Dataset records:
☆ ☆ ☆
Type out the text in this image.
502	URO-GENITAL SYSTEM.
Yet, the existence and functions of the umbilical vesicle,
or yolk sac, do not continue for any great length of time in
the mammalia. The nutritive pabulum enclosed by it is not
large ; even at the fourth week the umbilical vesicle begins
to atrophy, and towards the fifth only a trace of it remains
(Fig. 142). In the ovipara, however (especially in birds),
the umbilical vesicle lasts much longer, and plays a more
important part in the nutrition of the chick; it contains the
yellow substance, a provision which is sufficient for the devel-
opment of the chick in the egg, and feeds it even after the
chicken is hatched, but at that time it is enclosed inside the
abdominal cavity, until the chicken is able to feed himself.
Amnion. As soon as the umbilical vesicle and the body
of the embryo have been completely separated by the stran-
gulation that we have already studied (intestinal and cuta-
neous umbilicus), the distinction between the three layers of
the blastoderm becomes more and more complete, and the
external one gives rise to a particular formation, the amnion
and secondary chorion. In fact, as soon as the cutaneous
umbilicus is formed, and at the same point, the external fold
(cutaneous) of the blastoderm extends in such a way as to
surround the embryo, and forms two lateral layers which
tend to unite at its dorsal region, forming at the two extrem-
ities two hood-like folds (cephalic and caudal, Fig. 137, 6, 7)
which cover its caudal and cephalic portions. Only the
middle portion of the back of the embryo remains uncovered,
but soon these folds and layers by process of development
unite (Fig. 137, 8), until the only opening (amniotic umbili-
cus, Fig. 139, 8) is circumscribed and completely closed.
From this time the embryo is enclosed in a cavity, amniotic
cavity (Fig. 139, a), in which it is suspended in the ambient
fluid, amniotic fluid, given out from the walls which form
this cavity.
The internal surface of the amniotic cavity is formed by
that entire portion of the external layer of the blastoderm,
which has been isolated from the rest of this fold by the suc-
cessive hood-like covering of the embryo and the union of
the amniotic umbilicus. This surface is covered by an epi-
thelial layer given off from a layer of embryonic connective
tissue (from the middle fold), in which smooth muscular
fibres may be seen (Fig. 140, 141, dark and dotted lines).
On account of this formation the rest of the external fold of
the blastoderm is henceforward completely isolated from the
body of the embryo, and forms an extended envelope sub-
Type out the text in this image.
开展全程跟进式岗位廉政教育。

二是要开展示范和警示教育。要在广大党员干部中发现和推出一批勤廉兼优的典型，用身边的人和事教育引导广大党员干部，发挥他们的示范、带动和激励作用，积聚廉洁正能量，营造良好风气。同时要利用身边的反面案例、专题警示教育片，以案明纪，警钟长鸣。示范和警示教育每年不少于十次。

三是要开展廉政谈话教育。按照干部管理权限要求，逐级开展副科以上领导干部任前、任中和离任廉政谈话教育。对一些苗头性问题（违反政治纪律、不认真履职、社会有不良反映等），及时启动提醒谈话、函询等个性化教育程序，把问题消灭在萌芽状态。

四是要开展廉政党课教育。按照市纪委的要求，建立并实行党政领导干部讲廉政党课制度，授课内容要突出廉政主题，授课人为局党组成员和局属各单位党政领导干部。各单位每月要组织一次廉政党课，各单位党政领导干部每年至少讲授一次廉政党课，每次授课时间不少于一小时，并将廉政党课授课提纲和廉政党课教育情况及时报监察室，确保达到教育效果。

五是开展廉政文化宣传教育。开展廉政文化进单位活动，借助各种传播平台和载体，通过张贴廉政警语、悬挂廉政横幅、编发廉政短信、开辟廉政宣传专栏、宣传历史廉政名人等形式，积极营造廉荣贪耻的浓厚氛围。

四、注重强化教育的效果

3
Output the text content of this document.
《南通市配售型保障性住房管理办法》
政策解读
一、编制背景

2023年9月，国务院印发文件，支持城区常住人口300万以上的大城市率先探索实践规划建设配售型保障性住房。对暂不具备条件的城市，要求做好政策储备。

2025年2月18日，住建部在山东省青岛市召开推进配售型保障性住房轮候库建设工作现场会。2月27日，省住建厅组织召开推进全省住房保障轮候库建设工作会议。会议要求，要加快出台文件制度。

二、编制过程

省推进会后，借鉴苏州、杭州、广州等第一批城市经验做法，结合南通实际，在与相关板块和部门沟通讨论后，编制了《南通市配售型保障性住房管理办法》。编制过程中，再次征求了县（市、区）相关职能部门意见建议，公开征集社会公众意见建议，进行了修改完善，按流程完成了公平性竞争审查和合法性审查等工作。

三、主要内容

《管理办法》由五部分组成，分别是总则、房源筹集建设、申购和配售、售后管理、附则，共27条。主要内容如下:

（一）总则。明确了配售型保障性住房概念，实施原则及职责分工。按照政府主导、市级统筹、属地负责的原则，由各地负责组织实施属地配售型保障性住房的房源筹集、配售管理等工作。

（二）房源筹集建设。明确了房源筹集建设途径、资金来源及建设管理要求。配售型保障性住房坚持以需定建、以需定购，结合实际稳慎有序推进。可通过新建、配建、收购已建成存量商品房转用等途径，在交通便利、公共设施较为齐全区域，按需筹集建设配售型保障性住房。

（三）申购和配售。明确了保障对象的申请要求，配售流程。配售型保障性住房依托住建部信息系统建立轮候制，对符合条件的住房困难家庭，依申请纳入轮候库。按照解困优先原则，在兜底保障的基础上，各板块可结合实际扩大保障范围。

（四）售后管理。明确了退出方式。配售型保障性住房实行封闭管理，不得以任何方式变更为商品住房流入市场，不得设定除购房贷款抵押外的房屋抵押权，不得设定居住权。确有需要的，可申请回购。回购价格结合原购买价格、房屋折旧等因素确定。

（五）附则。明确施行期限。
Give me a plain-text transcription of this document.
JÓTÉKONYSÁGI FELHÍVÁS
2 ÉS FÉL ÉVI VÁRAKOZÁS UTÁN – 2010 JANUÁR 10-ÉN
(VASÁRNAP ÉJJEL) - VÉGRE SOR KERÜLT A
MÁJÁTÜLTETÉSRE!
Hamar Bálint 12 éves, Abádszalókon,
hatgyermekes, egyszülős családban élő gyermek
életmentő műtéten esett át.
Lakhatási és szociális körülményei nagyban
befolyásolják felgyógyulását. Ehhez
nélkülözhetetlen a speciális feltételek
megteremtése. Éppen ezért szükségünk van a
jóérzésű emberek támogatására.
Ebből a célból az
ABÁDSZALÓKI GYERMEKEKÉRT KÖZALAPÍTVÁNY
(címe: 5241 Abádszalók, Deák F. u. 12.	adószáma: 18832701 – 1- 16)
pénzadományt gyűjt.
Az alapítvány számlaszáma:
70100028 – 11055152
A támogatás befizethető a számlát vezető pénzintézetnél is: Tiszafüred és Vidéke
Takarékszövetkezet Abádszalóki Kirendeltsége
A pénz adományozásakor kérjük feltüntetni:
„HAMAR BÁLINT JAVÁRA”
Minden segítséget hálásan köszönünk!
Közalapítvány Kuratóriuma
☆ ☆ ☆
# PROBLEM DETAILS:
Quote each line of the data above exactly as written.

# COMPLETED TASK:
Type out the text in this image.
502	URO-GENITAL SYSTEM.
Yet, the existence and functions of the umbilical vesicle,
or yolk sac, do not continue for any great length of time in
the mammalia. The nutritive pabulum enclosed by it is not
large ; even at the fourth week the umbilical vesicle begins
to atrophy, and towards the fifth only a trace of it remains
(Fig. 142). In the ovipara, however (especially in birds),
the umbilical vesicle lasts much longer, and plays a more
important part in the nutrition of the chick; it contains the
yellow substance, a provision which is sufficient for the devel-
opment of the chick in the egg, and feeds it even after the
chicken is hatched, but at that time it is enclosed inside the
abdominal cavity, until the chicken is able to feed himself.
Amnion. As soon as the umbilical vesicle and the body
of the embryo have been completely separated by the stran-
gulation that we have already studied (intestinal and cuta-
neous umbilicus), the distinction between the three layers of
the blastoderm becomes more and more complete, and the
external one gives rise to a particular formation, the amnion
and secondary chorion. In fact, as soon as the cutaneous
umbilicus is formed, and at the same point, the external fold
(cutaneous) of the blastoderm extends in such a way as to
surround the embryo, and forms two lateral layers which
tend to unite at its dorsal region, forming at the two extrem-
ities two hood-like folds (cephalic and caudal, Fig. 137, 6, 7)
which cover its caudal and cephalic portions. Only the
middle portion of the back of the embryo remains uncovered,
but soon these folds and layers by process of development
unite (Fig. 137, 8), until the only opening (amniotic umbili-
cus, Fig. 139, 8) is circumscribed and completely closed.
From this time the embryo is enclosed in a cavity, amniotic
cavity (Fig. 139, a), in which it is suspended in the ambient
fluid, amniotic fluid, given out from the walls which form
this cavity.
The internal surface of the amniotic cavity is formed by
that entire portion of the external layer of the blastoderm,
which has been isolated from the rest of this fold by the suc-
cessive hood-like covering of the embryo and the union of
the amniotic umbilicus. This surface is covered by an epi-
thelial layer given off from a layer of embryonic connective
tissue (from the middle fold), in which smooth muscular
fibres may be seen (Fig. 140, 141, dark and dotted lines).
On account of this formation the rest of the external fold of
the blastoderm is henceforward completely isolated from the
body of the embryo, and forms an extended envelope sub-
Type out the text in this image.
开展全程跟进式岗位廉政教育。

二是要开展示范和警示教育。要在广大党员干部中发现和推出一批勤廉兼优的典型，用身边的人和事教育引导广大党员干部，发挥他们的示范、带动和激励作用，积聚廉洁正能量，营造良好风气。同时要利用身边的反面案例、专题警示教育片，以案明纪，警钟长鸣。示范和警示教育每年不少于十次。

三是要开展廉政谈话教育。按照干部管理权限要求，逐级开展副科以上领导干部任前、任中和离任廉政谈话教育。对一些苗头性问题（违反政治纪律、不认真履职、社会有不良反映等），及时启动提醒谈话、函询等个性化教育程序，把问题消灭在萌芽状态。

四是要开展廉政党课教育。按照市纪委的要求，建立并实行党政领导干部讲廉政党课制度，授课内容要突出廉政主题，授课人为局党组成员和局属各单位党政领导干部。各单位每月要组织一次廉政党课，各单位党政领导干部每年至少讲授一次廉政党课，每次授课时间不少于一小时，并将廉政党课授课提纲和廉政党课教育情况及时报监察室，确保达到教育效果。

五是开展廉政文化宣传教育。开展廉政文化进单位活动，借助各种传播平台和载体，通过张贴廉政警语、悬挂廉政横幅、编发廉政短信、开辟廉政宣传专栏、宣传历史廉政名人等形式，积极营造廉荣贪耻的浓厚氛围。

四、注重强化教育的效果

3
Output the text content of this document.
《南通市配售型保障性住房管理办法》
政策解读
一、编制背景

2023年9月，国务院印发文件，支持城区常住人口300万以上的大城市率先探索实践规划建设配售型保障性住房。对暂不具备条件的城市，要求做好政策储备。

2025年2月18日，住建部在山东省青岛市召开推进配售型保障性住房轮候库建设工作现场会。2月27日，省住建厅组织召开推进全省住房保障轮候库建设工作会议。会议要求，要加快出台文件制度。

二、编制过程

省推进会后，借鉴苏州、杭州、广州等第一批城市经验做法，结合南通实际，在与相关板块和部门沟通讨论后，编制了《南通市配售型保障性住房管理办法》。编制过程中，再次征求了县（市、区）相关职能部门意见建议，公开征集社会公众意见建议，进行了修改完善，按流程完成了公平性竞争审查和合法性审查等工作。

三、主要内容

《管理办法》由五部分组成，分别是总则、房源筹集建设、申购和配售、售后管理、附则，共27条。主要内容如下:

（一）总则。明确了配售型保障性住房概念，实施原则及职责分工。按照政府主导、市级统筹、属地负责的原则，由各地负责组织实施属地配售型保障性住房的房源筹集、配售管理等工作。

（二）房源筹集建设。明确了房源筹集建设途径、资金来源及建设管理要求。配售型保障性住房坚持以需定建、以需定购，结合实际稳慎有序推进。可通过新建、配建、收购已建成存量商品房转用等途径，在交通便利、公共设施较为齐全区域，按需筹集建设配售型保障性住房。

（三）申购和配售。明确了保障对象的申请要求，配售流程。配售型保障性住房依托住建部信息系统建立轮候制，对符合条件的住房困难家庭，依申请纳入轮候库。按照解困优先原则，在兜底保障的基础上，各板块可结合实际扩大保障范围。

（四）售后管理。明确了退出方式。配售型保障性住房实行封闭管理，不得以任何方式变更为商品住房流入市场，不得设定除购房贷款抵押外的房屋抵押权，不得设定居住权。确有需要的，可申请回购。回购价格结合原购买价格、房屋折旧等因素确定。

（五）附则。明确施行期限。
Give me a plain-text transcription of this document.
JÓTÉKONYSÁGI FELHÍVÁS
2 ÉS FÉL ÉVI VÁRAKOZÁS UTÁN – 2010 JANUÁR 10-ÉN
(VASÁRNAP ÉJJEL) - VÉGRE SOR KERÜLT A
MÁJÁTÜLTETÉSRE!
Hamar Bálint 12 éves, Abádszalókon,
hatgyermekes, egyszülős családban élő gyermek
életmentő műtéten esett át.
Lakhatási és szociális körülményei nagyban
befolyásolják felgyógyulását. Ehhez
nélkülözhetetlen a speciális feltételek
megteremtése. Éppen ezért szükségünk van a
jóérzésű emberek támogatására.
Ebből a célból az
ABÁDSZALÓKI GYERMEKEKÉRT KÖZALAPÍTVÁNY
(címe: 5241 Abádszalók, Deák F. u. 12.	adószáma: 18832701 – 1- 16)
pénzadományt gyűjt.
Az alapítvány számlaszáma:
70100028 – 11055152
A támogatás befizethető a számlát vezető pénzintézetnél is: Tiszafüred és Vidéke
Takarékszövetkezet Abádszalóki Kirendeltsége
A pénz adományozásakor kérjük feltüntetni:
„HAMAR BÁLINT JAVÁRA”
Minden segítséget hálásan köszönünk!
Közalapítvány Kuratóriuma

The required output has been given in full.